• **EXERCISE REQUIREMENTS**
Each entry here needs to be set down again exactly, please; pictures are left out.

::::::

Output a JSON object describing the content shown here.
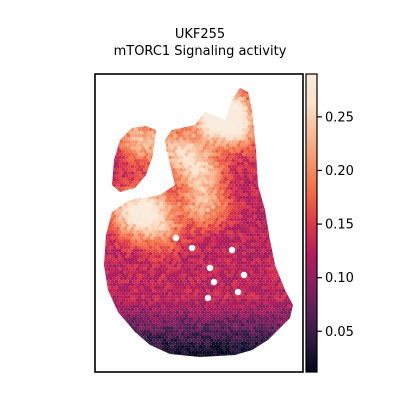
{
  "chart_data": {
    "type": "heatmap",
    "title_lines": [
      "UKF255",
      "mTORC1 Signaling activity"
    ],
    "colorbar": {
      "min": 0.012,
      "max": 0.29,
      "ticks": [
        0.05,
        0.1,
        0.15,
        0.2,
        0.25
      ],
      "tick_labels": [
        "0.05",
        "0.10",
        "0.15",
        "0.20",
        "0.25"
      ],
      "colors": [
        "#03051a",
        "#2b1a3f",
        "#5a1e55",
        "#8a2060",
        "#b81c5b",
        "#df3b48",
        "#f06a47",
        "#f5936a",
        "#f8bb98",
        "#fbe1c9",
        "#faebdd"
      ]
    },
    "grid": false,
    "legend": "colorbar-right"
  }
}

::::::

• **EXERCISE RESULT**
Output a JSON object describing the content shown here.
{
  "chart_data": {
    "type": "heatmap",
    "title_lines": [
      "UKF255",
      "mTORC1 Signaling activity"
    ],
    "colorbar": {
      "min": 0.012,
      "max": 0.29,
      "ticks": [
        0.05,
        0.1,
        0.15,
        0.2,
        0.25
      ],
      "tick_labels": [
        "0.05",
        "0.10",
        "0.15",
        "0.20",
        "0.25"
      ],
      "colors": [
        "#03051a",
        "#2b1a3f",
        "#5a1e55",
        "#8a2060",
        "#b81c5b",
        "#df3b48",
        "#f06a47",
        "#f5936a",
        "#f8bb98",
        "#fbe1c9",
        "#faebdd"
      ]
    },
    "grid": false,
    "legend": "colorbar-right"
  }
}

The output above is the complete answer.